# Stored entries
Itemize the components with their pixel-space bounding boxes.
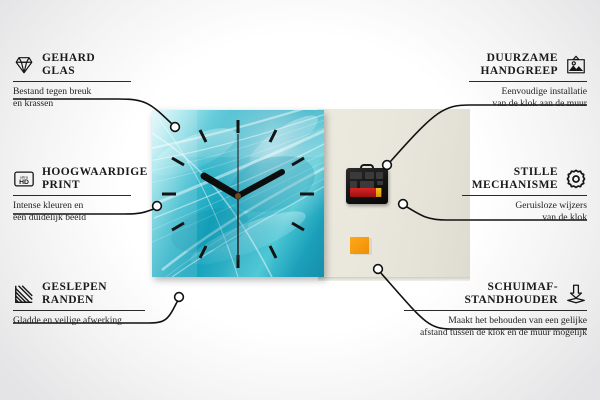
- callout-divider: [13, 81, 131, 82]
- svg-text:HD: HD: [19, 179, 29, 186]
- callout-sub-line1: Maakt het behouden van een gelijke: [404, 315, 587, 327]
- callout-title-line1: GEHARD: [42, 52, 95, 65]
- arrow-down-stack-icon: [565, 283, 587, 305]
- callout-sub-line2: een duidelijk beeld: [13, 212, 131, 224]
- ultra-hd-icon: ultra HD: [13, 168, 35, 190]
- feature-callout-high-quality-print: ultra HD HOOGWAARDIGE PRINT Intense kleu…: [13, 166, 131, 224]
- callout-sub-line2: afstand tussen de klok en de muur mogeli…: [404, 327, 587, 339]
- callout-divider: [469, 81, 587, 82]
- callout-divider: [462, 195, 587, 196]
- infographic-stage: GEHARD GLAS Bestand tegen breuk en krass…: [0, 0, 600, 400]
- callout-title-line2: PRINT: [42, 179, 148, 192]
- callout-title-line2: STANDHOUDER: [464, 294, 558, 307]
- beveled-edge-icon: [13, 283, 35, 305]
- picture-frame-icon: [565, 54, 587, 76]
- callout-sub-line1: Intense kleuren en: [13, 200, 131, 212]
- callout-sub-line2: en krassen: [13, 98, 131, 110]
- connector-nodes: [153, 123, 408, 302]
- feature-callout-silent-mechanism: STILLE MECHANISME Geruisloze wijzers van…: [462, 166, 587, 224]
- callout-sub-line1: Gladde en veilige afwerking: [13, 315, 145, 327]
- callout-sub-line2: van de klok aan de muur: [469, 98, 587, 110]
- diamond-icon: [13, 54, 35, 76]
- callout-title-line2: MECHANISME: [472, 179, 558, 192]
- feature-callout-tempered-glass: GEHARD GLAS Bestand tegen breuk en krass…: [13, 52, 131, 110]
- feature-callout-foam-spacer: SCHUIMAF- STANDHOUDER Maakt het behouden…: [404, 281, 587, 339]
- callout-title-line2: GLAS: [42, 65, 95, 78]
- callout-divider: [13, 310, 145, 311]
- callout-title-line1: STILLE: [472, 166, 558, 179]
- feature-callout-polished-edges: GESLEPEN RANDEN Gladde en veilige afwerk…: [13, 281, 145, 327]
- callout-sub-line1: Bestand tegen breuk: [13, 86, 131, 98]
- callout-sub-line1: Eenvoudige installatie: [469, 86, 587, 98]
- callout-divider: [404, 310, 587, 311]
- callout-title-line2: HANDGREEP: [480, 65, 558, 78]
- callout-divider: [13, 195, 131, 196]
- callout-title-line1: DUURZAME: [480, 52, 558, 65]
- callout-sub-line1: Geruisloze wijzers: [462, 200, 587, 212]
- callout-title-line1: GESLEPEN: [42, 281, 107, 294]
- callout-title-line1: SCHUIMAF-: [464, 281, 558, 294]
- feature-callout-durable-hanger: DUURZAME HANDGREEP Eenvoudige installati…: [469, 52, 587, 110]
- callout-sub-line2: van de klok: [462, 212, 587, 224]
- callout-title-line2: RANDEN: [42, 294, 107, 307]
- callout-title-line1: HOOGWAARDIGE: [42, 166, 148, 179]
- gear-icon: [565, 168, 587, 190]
* * *
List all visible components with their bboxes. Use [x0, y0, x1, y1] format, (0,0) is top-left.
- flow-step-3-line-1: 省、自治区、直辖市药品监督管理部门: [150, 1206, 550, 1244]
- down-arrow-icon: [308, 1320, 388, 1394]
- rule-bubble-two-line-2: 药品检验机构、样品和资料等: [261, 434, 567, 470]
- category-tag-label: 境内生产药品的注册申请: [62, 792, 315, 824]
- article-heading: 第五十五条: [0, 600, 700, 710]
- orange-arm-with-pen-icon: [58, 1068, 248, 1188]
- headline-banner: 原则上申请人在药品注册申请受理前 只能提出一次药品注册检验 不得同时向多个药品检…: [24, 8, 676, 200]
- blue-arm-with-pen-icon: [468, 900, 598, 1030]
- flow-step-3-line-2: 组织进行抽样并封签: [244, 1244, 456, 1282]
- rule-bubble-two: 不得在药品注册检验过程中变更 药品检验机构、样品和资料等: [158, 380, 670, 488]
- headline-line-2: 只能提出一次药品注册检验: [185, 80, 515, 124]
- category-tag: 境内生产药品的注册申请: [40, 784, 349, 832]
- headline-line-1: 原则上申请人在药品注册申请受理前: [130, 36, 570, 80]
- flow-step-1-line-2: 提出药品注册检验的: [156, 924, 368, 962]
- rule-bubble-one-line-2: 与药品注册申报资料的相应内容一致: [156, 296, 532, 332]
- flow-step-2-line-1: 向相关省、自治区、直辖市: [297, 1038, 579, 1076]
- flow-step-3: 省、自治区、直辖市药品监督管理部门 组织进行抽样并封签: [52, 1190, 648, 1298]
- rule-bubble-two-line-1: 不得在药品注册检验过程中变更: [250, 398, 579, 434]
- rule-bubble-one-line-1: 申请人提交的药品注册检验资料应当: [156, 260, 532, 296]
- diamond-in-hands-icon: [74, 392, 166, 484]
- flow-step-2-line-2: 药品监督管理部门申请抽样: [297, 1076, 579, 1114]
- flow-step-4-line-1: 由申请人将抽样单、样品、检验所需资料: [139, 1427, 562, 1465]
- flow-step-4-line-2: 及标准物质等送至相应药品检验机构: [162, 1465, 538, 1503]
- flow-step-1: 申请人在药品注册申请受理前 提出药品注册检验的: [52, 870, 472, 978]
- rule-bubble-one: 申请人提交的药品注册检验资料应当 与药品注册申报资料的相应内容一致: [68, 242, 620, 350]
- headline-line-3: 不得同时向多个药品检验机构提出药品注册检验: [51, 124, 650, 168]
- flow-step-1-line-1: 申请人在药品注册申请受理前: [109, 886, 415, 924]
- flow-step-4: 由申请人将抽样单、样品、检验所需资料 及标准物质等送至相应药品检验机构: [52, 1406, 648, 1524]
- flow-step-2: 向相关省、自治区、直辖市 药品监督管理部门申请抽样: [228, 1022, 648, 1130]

# Set task
Retype the data lines starting at the one containing "List all visible" and ending at the one containing "- rule-bubble-one-line-2: 与药品注册申报资料的相应内容一致: [156, 296, 532, 332]", keeping them identical.

# Exercise response
List all visible components with their bboxes. Use [x0, y0, x1, y1] format, (0,0) is top-left.
- flow-step-3-line-1: 省、自治区、直辖市药品监督管理部门: [150, 1206, 550, 1244]
- down-arrow-icon: [308, 1320, 388, 1394]
- rule-bubble-two-line-2: 药品检验机构、样品和资料等: [261, 434, 567, 470]
- category-tag-label: 境内生产药品的注册申请: [62, 792, 315, 824]
- article-heading: 第五十五条: [0, 600, 700, 710]
- orange-arm-with-pen-icon: [58, 1068, 248, 1188]
- headline-banner: 原则上申请人在药品注册申请受理前 只能提出一次药品注册检验 不得同时向多个药品检…: [24, 8, 676, 200]
- blue-arm-with-pen-icon: [468, 900, 598, 1030]
- flow-step-3-line-2: 组织进行抽样并封签: [244, 1244, 456, 1282]
- rule-bubble-two: 不得在药品注册检验过程中变更 药品检验机构、样品和资料等: [158, 380, 670, 488]
- headline-line-2: 只能提出一次药品注册检验: [185, 80, 515, 124]
- category-tag: 境内生产药品的注册申请: [40, 784, 349, 832]
- headline-line-1: 原则上申请人在药品注册申请受理前: [130, 36, 570, 80]
- flow-step-1-line-2: 提出药品注册检验的: [156, 924, 368, 962]
- rule-bubble-one-line-2: 与药品注册申报资料的相应内容一致: [156, 296, 532, 332]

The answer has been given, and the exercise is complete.